(Saved entries)
══════════════════════════════
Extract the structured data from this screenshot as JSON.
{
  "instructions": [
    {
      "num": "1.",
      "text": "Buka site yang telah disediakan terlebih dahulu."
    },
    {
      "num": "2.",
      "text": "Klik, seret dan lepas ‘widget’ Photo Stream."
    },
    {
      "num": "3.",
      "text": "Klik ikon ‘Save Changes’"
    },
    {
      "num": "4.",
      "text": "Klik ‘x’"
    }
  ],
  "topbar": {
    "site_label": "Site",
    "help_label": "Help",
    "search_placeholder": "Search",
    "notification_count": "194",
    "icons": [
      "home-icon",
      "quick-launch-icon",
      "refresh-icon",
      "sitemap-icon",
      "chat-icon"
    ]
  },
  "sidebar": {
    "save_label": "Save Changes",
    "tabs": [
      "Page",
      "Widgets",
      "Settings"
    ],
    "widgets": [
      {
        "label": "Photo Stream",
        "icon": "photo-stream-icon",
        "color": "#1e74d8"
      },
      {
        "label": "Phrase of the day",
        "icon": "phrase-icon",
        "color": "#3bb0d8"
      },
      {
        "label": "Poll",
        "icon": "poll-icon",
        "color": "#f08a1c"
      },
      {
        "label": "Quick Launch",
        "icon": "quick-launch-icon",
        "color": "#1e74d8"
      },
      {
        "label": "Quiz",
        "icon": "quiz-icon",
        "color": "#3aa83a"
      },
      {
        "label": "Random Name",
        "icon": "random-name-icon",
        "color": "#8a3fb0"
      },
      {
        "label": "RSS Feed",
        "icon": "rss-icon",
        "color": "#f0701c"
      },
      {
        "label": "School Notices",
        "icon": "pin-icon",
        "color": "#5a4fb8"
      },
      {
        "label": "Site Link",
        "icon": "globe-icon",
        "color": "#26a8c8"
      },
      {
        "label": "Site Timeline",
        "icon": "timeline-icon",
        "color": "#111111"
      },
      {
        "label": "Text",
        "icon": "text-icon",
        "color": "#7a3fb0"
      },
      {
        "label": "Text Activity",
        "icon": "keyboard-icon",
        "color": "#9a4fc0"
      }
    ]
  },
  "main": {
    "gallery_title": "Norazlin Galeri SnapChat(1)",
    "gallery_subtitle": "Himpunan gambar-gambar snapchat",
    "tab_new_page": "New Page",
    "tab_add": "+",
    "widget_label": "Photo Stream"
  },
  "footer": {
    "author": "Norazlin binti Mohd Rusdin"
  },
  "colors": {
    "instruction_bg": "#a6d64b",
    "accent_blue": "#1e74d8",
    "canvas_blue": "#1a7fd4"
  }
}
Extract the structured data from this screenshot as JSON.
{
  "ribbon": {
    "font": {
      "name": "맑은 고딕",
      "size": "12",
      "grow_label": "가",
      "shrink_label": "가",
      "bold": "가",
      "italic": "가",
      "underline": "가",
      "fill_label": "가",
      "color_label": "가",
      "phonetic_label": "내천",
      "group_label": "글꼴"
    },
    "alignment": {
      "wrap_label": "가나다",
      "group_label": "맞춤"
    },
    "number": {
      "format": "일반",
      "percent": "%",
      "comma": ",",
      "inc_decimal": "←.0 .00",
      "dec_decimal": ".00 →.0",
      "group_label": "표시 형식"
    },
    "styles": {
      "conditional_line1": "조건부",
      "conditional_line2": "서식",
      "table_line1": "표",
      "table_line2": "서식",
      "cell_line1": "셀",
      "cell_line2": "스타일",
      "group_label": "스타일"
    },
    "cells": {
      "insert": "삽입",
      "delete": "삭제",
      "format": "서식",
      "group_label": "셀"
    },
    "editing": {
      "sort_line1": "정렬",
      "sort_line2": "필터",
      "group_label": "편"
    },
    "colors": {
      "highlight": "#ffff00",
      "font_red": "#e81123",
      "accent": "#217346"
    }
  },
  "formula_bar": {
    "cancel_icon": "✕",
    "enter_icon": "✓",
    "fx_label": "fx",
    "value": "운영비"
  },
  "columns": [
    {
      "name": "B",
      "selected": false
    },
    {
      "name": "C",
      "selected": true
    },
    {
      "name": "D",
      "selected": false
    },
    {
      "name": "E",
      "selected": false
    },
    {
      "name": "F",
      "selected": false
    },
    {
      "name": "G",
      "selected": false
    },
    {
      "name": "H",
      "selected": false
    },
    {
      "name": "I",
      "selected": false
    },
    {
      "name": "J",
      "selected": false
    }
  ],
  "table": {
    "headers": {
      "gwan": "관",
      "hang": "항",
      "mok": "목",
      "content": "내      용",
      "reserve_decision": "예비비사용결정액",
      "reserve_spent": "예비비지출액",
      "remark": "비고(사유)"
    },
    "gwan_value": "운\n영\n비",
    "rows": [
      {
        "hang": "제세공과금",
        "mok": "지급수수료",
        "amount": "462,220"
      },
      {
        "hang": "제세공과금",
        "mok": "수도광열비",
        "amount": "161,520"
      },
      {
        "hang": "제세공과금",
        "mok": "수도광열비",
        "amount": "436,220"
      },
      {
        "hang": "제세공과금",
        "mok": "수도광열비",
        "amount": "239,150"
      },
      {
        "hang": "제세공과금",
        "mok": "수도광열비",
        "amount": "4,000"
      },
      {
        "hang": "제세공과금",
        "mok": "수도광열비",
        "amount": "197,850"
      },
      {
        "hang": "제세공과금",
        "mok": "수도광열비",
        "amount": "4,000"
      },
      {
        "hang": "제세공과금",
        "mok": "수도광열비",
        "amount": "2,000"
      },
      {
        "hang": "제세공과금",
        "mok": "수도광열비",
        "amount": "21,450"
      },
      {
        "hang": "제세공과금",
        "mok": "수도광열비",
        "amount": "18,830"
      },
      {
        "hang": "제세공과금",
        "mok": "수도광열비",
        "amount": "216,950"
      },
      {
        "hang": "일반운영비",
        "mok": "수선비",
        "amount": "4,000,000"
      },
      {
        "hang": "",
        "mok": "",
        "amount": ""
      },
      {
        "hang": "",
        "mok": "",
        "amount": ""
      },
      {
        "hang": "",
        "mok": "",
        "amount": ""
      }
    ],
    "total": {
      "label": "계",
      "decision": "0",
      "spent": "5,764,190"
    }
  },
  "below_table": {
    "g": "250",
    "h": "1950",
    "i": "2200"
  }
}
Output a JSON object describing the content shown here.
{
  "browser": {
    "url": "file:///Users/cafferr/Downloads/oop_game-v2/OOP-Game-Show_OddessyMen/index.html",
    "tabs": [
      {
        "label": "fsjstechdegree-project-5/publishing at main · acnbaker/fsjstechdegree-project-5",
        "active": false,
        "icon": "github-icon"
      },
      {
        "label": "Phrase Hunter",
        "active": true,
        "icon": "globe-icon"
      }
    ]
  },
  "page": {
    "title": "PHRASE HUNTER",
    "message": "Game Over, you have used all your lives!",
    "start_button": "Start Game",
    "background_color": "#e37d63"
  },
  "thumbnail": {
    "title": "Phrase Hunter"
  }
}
══════════════════════════════
JOB.
Repeat all of the records above exactly as they appear.

SOLUTION TO THIS EXERCISE.
Extract the structured data from this screenshot as JSON.
{
  "instructions": [
    {
      "num": "1.",
      "text": "Buka site yang telah disediakan terlebih dahulu."
    },
    {
      "num": "2.",
      "text": "Klik, seret dan lepas ‘widget’ Photo Stream."
    },
    {
      "num": "3.",
      "text": "Klik ikon ‘Save Changes’"
    },
    {
      "num": "4.",
      "text": "Klik ‘x’"
    }
  ],
  "topbar": {
    "site_label": "Site",
    "help_label": "Help",
    "search_placeholder": "Search",
    "notification_count": "194",
    "icons": [
      "home-icon",
      "quick-launch-icon",
      "refresh-icon",
      "sitemap-icon",
      "chat-icon"
    ]
  },
  "sidebar": {
    "save_label": "Save Changes",
    "tabs": [
      "Page",
      "Widgets",
      "Settings"
    ],
    "widgets": [
      {
        "label": "Photo Stream",
        "icon": "photo-stream-icon",
        "color": "#1e74d8"
      },
      {
        "label": "Phrase of the day",
        "icon": "phrase-icon",
        "color": "#3bb0d8"
      },
      {
        "label": "Poll",
        "icon": "poll-icon",
        "color": "#f08a1c"
      },
      {
        "label": "Quick Launch",
        "icon": "quick-launch-icon",
        "color": "#1e74d8"
      },
      {
        "label": "Quiz",
        "icon": "quiz-icon",
        "color": "#3aa83a"
      },
      {
        "label": "Random Name",
        "icon": "random-name-icon",
        "color": "#8a3fb0"
      },
      {
        "label": "RSS Feed",
        "icon": "rss-icon",
        "color": "#f0701c"
      },
      {
        "label": "School Notices",
        "icon": "pin-icon",
        "color": "#5a4fb8"
      },
      {
        "label": "Site Link",
        "icon": "globe-icon",
        "color": "#26a8c8"
      },
      {
        "label": "Site Timeline",
        "icon": "timeline-icon",
        "color": "#111111"
      },
      {
        "label": "Text",
        "icon": "text-icon",
        "color": "#7a3fb0"
      },
      {
        "label": "Text Activity",
        "icon": "keyboard-icon",
        "color": "#9a4fc0"
      }
    ]
  },
  "main": {
    "gallery_title": "Norazlin Galeri SnapChat(1)",
    "gallery_subtitle": "Himpunan gambar-gambar snapchat",
    "tab_new_page": "New Page",
    "tab_add": "+",
    "widget_label": "Photo Stream"
  },
  "footer": {
    "author": "Norazlin binti Mohd Rusdin"
  },
  "colors": {
    "instruction_bg": "#a6d64b",
    "accent_blue": "#1e74d8",
    "canvas_blue": "#1a7fd4"
  }
}
Extract the structured data from this screenshot as JSON.
{
  "ribbon": {
    "font": {
      "name": "맑은 고딕",
      "size": "12",
      "grow_label": "가",
      "shrink_label": "가",
      "bold": "가",
      "italic": "가",
      "underline": "가",
      "fill_label": "가",
      "color_label": "가",
      "phonetic_label": "내천",
      "group_label": "글꼴"
    },
    "alignment": {
      "wrap_label": "가나다",
      "group_label": "맞춤"
    },
    "number": {
      "format": "일반",
      "percent": "%",
      "comma": ",",
      "inc_decimal": "←.0 .00",
      "dec_decimal": ".00 →.0",
      "group_label": "표시 형식"
    },
    "styles": {
      "conditional_line1": "조건부",
      "conditional_line2": "서식",
      "table_line1": "표",
      "table_line2": "서식",
      "cell_line1": "셀",
      "cell_line2": "스타일",
      "group_label": "스타일"
    },
    "cells": {
      "insert": "삽입",
      "delete": "삭제",
      "format": "서식",
      "group_label": "셀"
    },
    "editing": {
      "sort_line1": "정렬",
      "sort_line2": "필터",
      "group_label": "편"
    },
    "colors": {
      "highlight": "#ffff00",
      "font_red": "#e81123",
      "accent": "#217346"
    }
  },
  "formula_bar": {
    "cancel_icon": "✕",
    "enter_icon": "✓",
    "fx_label": "fx",
    "value": "운영비"
  },
  "columns": [
    {
      "name": "B",
      "selected": false
    },
    {
      "name": "C",
      "selected": true
    },
    {
      "name": "D",
      "selected": false
    },
    {
      "name": "E",
      "selected": false
    },
    {
      "name": "F",
      "selected": false
    },
    {
      "name": "G",
      "selected": false
    },
    {
      "name": "H",
      "selected": false
    },
    {
      "name": "I",
      "selected": false
    },
    {
      "name": "J",
      "selected": false
    }
  ],
  "table": {
    "headers": {
      "gwan": "관",
      "hang": "항",
      "mok": "목",
      "content": "내      용",
      "reserve_decision": "예비비사용결정액",
      "reserve_spent": "예비비지출액",
      "remark": "비고(사유)"
    },
    "gwan_value": "운\n영\n비",
    "rows": [
      {
        "hang": "제세공과금",
        "mok": "지급수수료",
        "amount": "462,220"
      },
      {
        "hang": "제세공과금",
        "mok": "수도광열비",
        "amount": "161,520"
      },
      {
        "hang": "제세공과금",
        "mok": "수도광열비",
        "amount": "436,220"
      },
      {
        "hang": "제세공과금",
        "mok": "수도광열비",
        "amount": "239,150"
      },
      {
        "hang": "제세공과금",
        "mok": "수도광열비",
        "amount": "4,000"
      },
      {
        "hang": "제세공과금",
        "mok": "수도광열비",
        "amount": "197,850"
      },
      {
        "hang": "제세공과금",
        "mok": "수도광열비",
        "amount": "4,000"
      },
      {
        "hang": "제세공과금",
        "mok": "수도광열비",
        "amount": "2,000"
      },
      {
        "hang": "제세공과금",
        "mok": "수도광열비",
        "amount": "21,450"
      },
      {
        "hang": "제세공과금",
        "mok": "수도광열비",
        "amount": "18,830"
      },
      {
        "hang": "제세공과금",
        "mok": "수도광열비",
        "amount": "216,950"
      },
      {
        "hang": "일반운영비",
        "mok": "수선비",
        "amount": "4,000,000"
      },
      {
        "hang": "",
        "mok": "",
        "amount": ""
      },
      {
        "hang": "",
        "mok": "",
        "amount": ""
      },
      {
        "hang": "",
        "mok": "",
        "amount": ""
      }
    ],
    "total": {
      "label": "계",
      "decision": "0",
      "spent": "5,764,190"
    }
  },
  "below_table": {
    "g": "250",
    "h": "1950",
    "i": "2200"
  }
}
Output a JSON object describing the content shown here.
{
  "browser": {
    "url": "file:///Users/cafferr/Downloads/oop_game-v2/OOP-Game-Show_OddessyMen/index.html",
    "tabs": [
      {
        "label": "fsjstechdegree-project-5/publishing at main · acnbaker/fsjstechdegree-project-5",
        "active": false,
        "icon": "github-icon"
      },
      {
        "label": "Phrase Hunter",
        "active": true,
        "icon": "globe-icon"
      }
    ]
  },
  "page": {
    "title": "PHRASE HUNTER",
    "message": "Game Over, you have used all your lives!",
    "start_button": "Start Game",
    "background_color": "#e37d63"
  },
  "thumbnail": {
    "title": "Phrase Hunter"
  }
}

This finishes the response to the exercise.